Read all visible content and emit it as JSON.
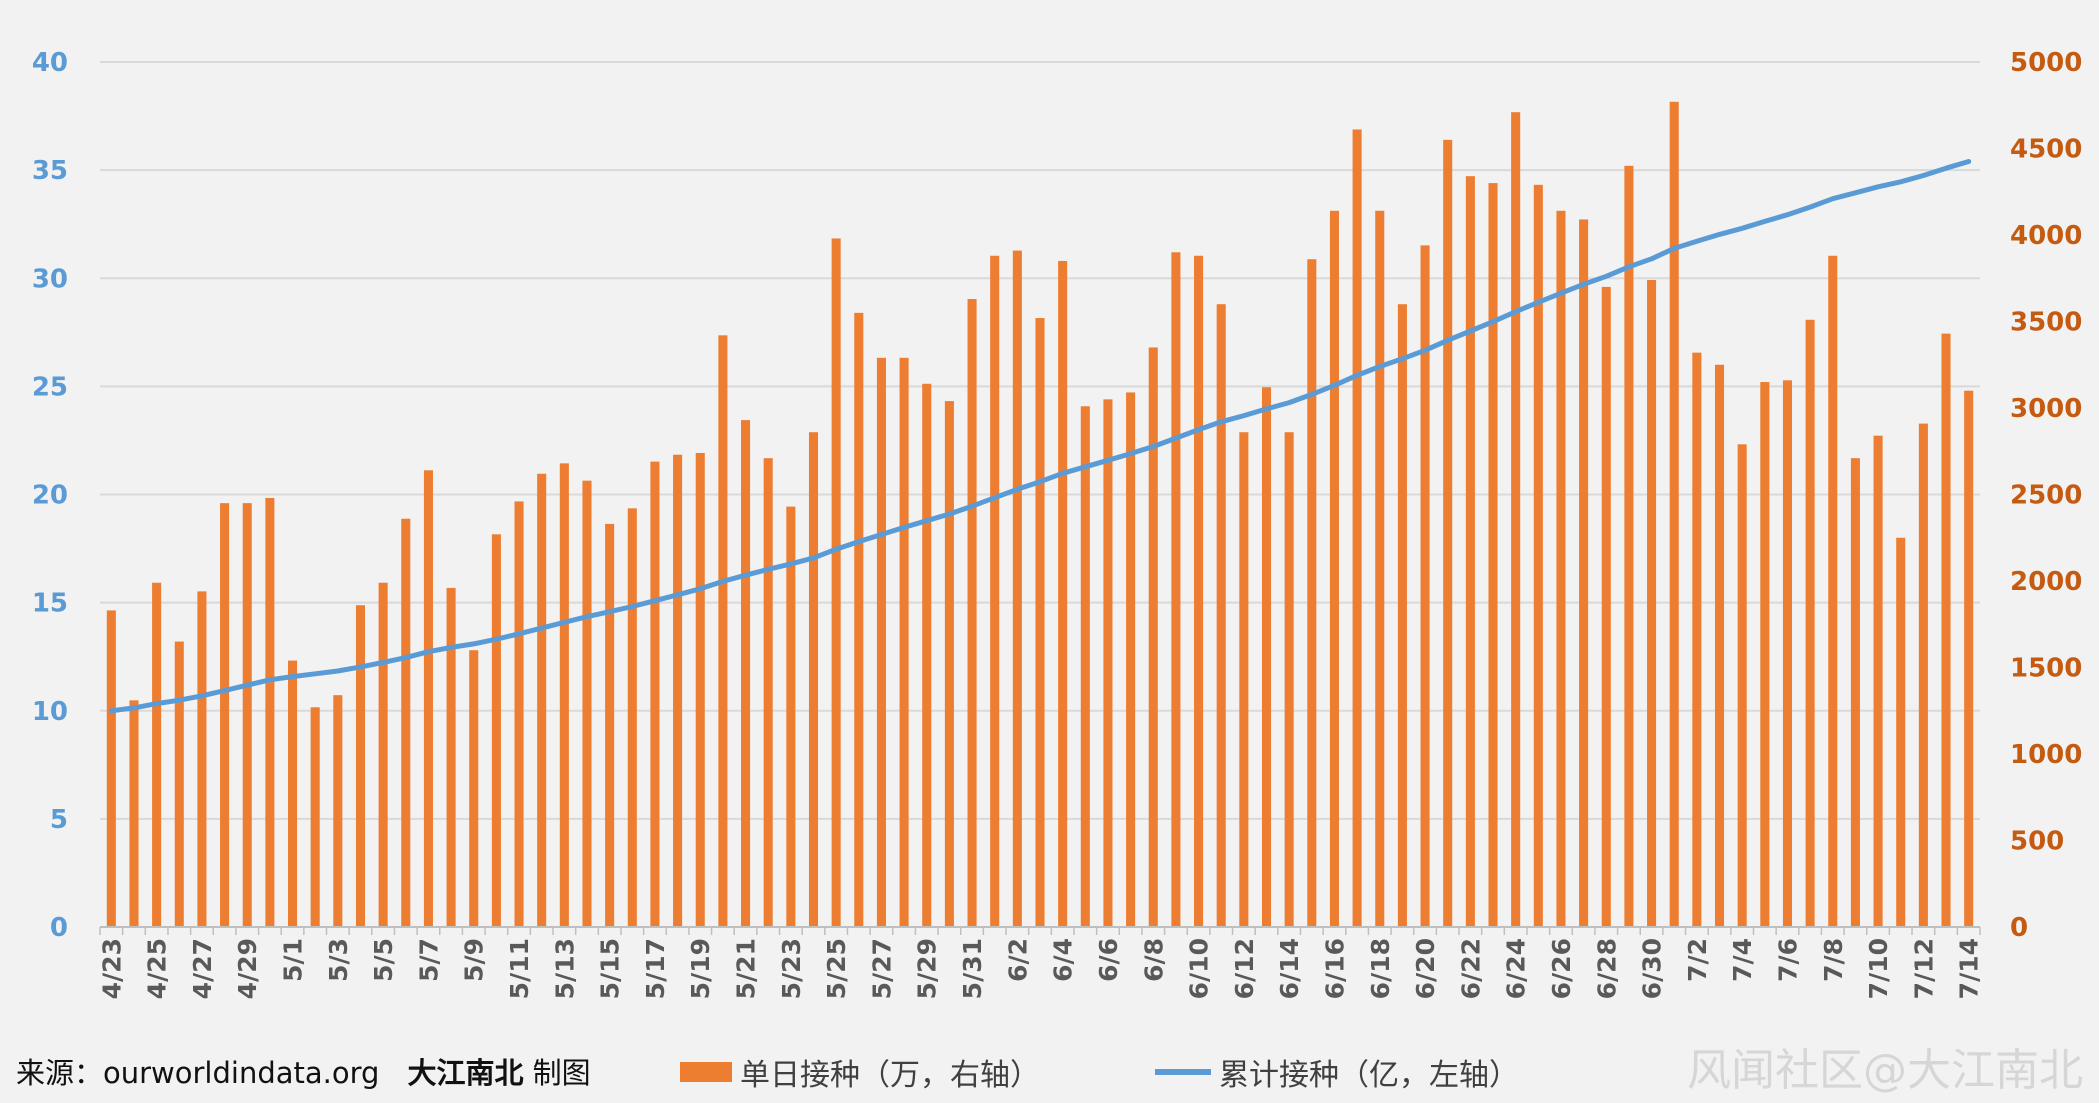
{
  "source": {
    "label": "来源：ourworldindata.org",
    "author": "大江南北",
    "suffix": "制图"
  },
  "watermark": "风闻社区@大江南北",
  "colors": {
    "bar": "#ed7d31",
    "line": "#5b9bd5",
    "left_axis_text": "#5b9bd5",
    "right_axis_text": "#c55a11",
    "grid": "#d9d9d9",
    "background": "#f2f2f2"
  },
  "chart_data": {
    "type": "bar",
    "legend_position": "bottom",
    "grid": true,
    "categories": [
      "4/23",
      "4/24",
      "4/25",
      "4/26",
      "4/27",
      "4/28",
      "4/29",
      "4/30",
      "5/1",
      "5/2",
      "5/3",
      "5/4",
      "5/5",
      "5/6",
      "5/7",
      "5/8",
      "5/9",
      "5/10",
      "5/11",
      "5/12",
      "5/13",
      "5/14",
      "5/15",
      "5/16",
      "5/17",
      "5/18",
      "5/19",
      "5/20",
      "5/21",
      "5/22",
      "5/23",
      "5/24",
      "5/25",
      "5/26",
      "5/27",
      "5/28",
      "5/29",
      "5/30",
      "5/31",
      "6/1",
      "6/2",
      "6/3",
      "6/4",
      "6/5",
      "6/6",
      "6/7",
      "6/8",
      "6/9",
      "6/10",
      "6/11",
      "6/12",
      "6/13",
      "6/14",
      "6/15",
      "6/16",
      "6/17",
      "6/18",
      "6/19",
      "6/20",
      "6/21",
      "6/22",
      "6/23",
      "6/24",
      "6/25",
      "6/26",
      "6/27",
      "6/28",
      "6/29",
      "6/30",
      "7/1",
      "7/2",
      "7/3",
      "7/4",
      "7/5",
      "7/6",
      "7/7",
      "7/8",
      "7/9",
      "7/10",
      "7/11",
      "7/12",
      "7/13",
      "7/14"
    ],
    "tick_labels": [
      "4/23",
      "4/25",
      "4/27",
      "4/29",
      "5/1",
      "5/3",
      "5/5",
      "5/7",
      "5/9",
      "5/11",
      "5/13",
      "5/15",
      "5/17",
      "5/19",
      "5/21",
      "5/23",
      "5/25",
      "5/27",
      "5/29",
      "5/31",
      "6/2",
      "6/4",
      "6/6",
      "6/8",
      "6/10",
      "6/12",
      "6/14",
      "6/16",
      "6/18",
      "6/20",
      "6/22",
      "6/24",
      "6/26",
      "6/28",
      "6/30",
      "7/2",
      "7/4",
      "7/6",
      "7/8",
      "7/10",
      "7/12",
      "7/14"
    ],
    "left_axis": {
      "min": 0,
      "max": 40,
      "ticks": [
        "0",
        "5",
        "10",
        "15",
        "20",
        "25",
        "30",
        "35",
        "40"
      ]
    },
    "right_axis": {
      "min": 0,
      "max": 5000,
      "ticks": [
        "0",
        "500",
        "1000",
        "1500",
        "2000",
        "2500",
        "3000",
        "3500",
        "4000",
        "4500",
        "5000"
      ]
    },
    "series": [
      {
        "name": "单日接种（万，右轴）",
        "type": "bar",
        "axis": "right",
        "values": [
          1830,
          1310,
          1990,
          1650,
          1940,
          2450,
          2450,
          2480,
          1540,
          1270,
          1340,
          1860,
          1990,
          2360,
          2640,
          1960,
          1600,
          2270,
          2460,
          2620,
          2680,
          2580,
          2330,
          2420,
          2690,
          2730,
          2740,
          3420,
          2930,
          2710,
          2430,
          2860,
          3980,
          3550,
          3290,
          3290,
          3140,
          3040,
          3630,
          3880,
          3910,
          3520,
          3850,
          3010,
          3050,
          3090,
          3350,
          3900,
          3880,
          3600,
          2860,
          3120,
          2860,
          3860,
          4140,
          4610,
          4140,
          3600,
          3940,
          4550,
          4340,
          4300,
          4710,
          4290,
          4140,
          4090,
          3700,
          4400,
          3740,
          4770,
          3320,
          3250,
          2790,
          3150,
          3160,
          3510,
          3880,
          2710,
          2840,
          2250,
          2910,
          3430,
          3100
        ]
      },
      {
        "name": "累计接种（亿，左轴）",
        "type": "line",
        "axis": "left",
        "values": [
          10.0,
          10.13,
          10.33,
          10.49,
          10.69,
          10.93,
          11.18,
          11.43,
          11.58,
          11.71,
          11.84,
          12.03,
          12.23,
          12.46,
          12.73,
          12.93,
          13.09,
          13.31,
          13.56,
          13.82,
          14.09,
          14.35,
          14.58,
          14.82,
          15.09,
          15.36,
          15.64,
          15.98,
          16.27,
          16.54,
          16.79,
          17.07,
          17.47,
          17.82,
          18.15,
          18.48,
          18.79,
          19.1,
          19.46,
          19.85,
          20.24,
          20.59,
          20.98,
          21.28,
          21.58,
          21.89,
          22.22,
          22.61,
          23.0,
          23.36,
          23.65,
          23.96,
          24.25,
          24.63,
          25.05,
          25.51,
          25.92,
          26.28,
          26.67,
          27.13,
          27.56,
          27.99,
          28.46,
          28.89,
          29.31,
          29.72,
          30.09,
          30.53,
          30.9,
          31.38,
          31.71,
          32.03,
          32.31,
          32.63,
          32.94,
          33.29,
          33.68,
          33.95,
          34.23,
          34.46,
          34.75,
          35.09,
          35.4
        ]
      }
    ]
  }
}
= = = =
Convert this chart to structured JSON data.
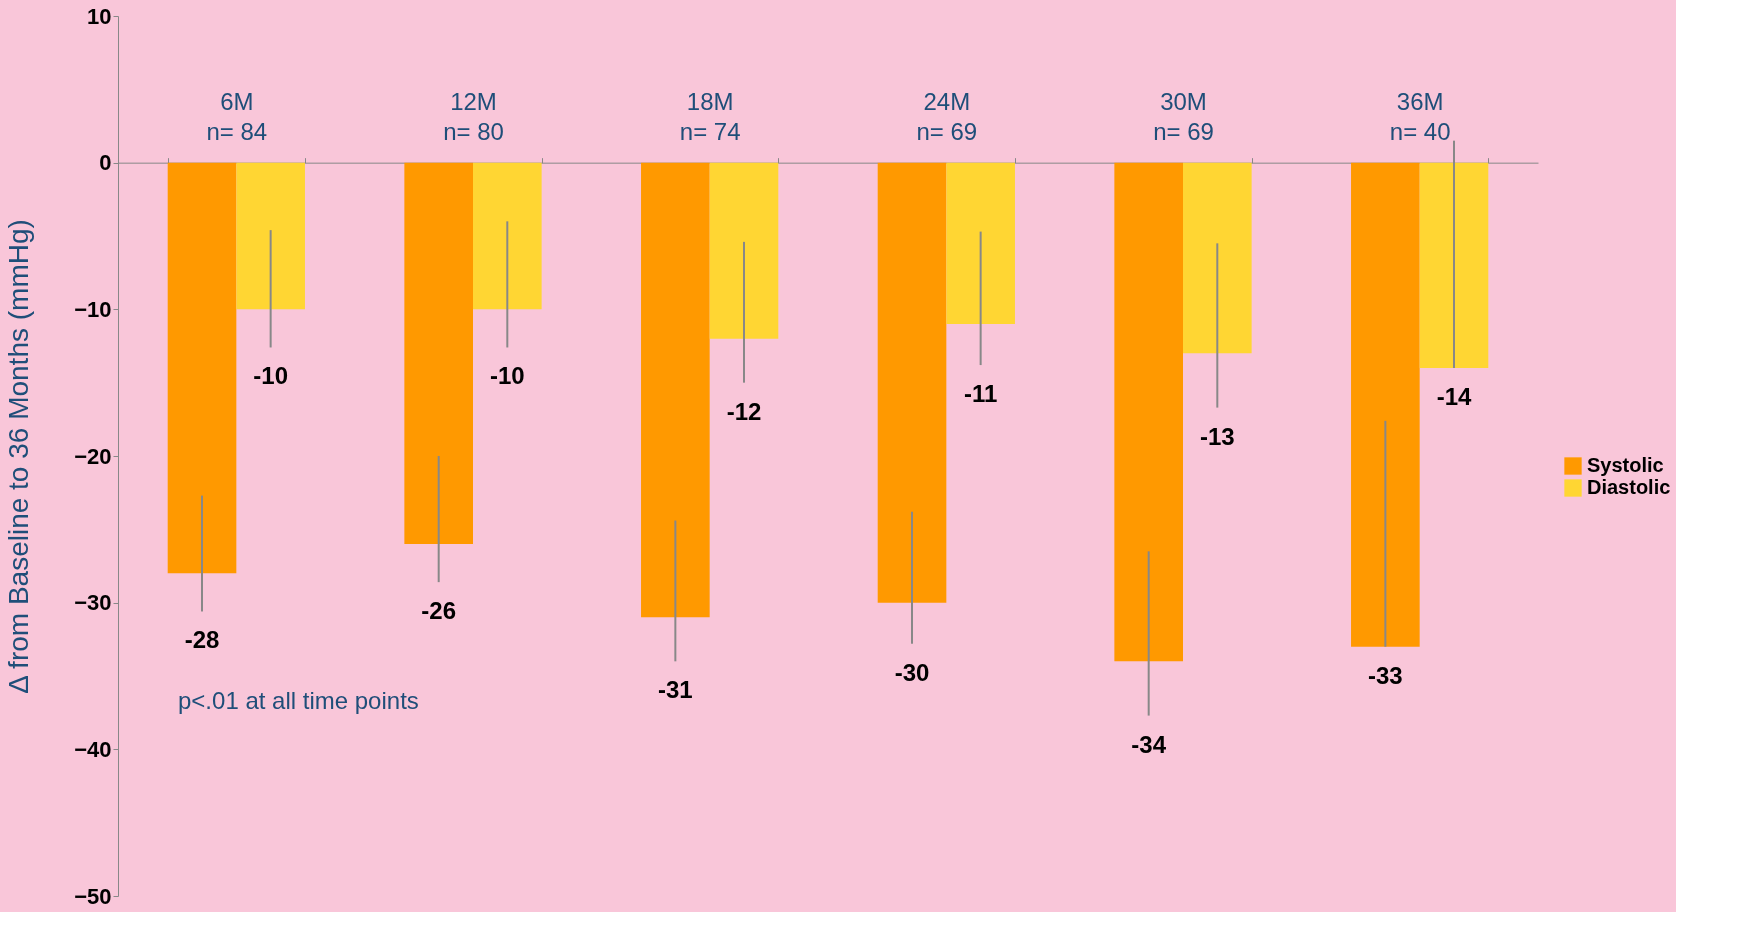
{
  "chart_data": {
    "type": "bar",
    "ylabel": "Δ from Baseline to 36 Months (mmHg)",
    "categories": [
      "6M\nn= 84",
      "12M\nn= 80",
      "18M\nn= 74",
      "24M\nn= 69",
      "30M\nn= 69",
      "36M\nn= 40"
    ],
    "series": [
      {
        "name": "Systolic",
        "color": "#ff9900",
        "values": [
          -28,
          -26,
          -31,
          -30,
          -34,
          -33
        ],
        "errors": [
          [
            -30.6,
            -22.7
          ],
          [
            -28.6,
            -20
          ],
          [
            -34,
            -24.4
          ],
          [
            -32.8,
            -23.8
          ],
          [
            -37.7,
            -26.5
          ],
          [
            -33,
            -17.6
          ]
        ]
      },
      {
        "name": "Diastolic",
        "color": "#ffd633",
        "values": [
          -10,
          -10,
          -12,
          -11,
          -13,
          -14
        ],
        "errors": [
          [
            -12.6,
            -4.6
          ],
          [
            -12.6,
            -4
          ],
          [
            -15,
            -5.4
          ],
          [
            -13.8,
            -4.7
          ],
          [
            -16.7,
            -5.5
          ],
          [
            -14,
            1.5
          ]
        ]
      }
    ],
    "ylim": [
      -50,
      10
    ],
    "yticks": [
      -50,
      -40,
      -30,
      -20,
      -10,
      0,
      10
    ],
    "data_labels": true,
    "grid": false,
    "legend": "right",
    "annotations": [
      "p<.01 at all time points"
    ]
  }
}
= = = =
**Stated goal:**
Return each full line of the entries that contains the word "name".

**Result for this exercise:**
        "name": "单日接种（万，右轴）",
        "name": "累计接种（亿，左轴）",
        "name": "Systolic",
        "name": "Diastolic",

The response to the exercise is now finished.